__REQUIRED WORK__. Scan the listing below and copy every line holding "theory".

__STORED DATA__.
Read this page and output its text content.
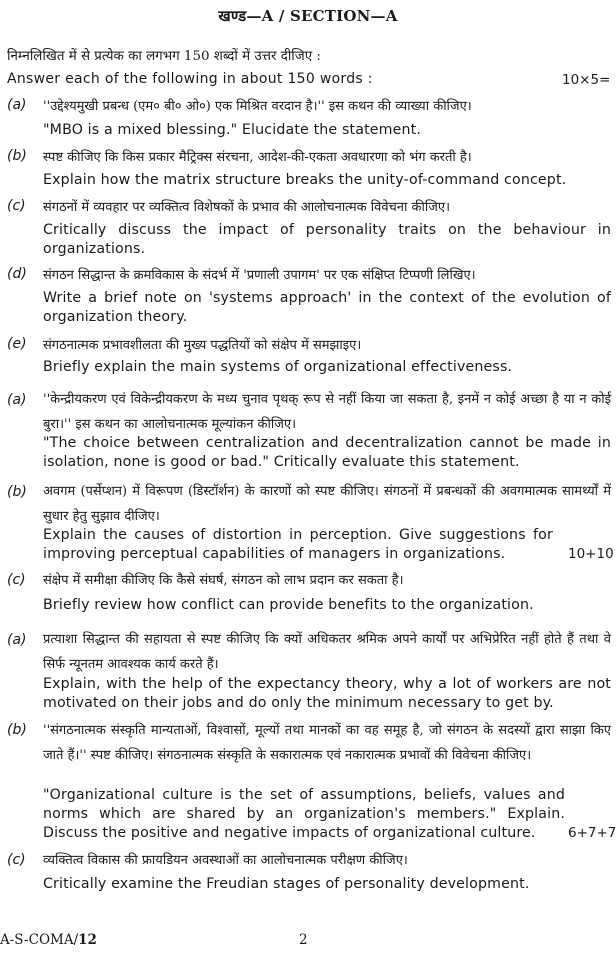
खण्ड—A / SECTION—A
निम्नलिखित में से प्रत्येक का लगभग 150 शब्दों में उत्तर दीजिए :
Answer each of the following in about 150 words :	10×5=
(a) ''उद्देश्यमुखी प्रबन्ध (एम० बी० ओ०) एक मिश्रित वरदान है।'' इस कथन की व्याख्या कीजिए।
"MBO is a mixed blessing." Elucidate the statement.
(b) स्पष्ट कीजिए कि किस प्रकार मैट्रिक्स संरचना, आदेश-की-एकता अवधारणा को भंग करती है।
Explain how the matrix structure breaks the unity-of-command concept.
(c) संगठनों में व्यवहार पर व्यक्तित्व विशेषकों के प्रभाव की आलोचनात्मक विवेचना कीजिए।
Critically discuss the impact of personality traits on the behaviour in organizations.
(d) संगठन सिद्धान्त के क्रमविकास के संदर्भ में 'प्रणाली उपागम' पर एक संक्षिप्त टिप्पणी लिखिए।
Write a brief note on 'systems approach' in the context of the evolution of organization theory.
(e) संगठनात्मक प्रभावशीलता की मुख्य पद्धतियों को संक्षेप में समझाइए।
Briefly explain the main systems of organizational effectiveness.
(a) ''केन्द्रीयकरण एवं विकेन्द्रीयकरण के मध्य चुनाव पृथक् रूप से नहीं किया जा सकता है, इनमें न कोई अच्छा है या न कोई बुरा।'' इस कथन का आलोचनात्मक मूल्यांकन कीजिए।
"The choice between centralization and decentralization cannot be made in isolation, none is good or bad." Critically evaluate this statement.
(b) अवगम (पर्सेप्शन) में विरूपण (डिस्टॉर्शन) के कारणों को स्पष्ट कीजिए। संगठनों में प्रबन्धकों की अवगमात्मक सामर्थ्यों में सुधार हेतु सुझाव दीजिए।
Explain the causes of distortion in perception. Give suggestions for improving perceptual capabilities of managers in organizations.	10+10
(c) संक्षेप में समीक्षा कीजिए कि कैसे संघर्ष, संगठन को लाभ प्रदान कर सकता है।
Briefly review how conflict can provide benefits to the organization.
(a) प्रत्याशा सिद्धान्त की सहायता से स्पष्ट कीजिए कि क्यों अधिकतर श्रमिक अपने कार्यों पर अभिप्रेरित नहीं होते हैं तथा वे सिर्फ न्यूनतम आवश्यक कार्य करते हैं।
Explain, with the help of the expectancy theory, why a lot of workers are not motivated on their jobs and do only the minimum necessary to get by.
(b) ''संगठनात्मक संस्कृति मान्यताओं, विश्वासों, मूल्यों तथा मानकों का वह समूह है, जो संगठन के सदस्यों द्वारा साझा किए जाते हैं।'' स्पष्ट कीजिए। संगठनात्मक संस्कृति के सकारात्मक एवं नकारात्मक प्रभावों की विवेचना कीजिए।
"Organizational culture is the set of assumptions, beliefs, values and norms which are shared by an organization's members." Explain. Discuss the positive and negative impacts of organizational culture.	6+7+7
(c) व्यक्तित्व विकास की फ्रायडियन अवस्थाओं का आलोचनात्मक परीक्षण कीजिए।
Critically examine the Freudian stages of personality development.
A-S-COMA/12	2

__TASK RESULT__.
Write a brief note on 'systems approach' in the context of the evolution of organization theory.
Explain, with the help of the expectancy theory, why a lot of workers are not motivated on their jobs and do only the minimum necessary to get by.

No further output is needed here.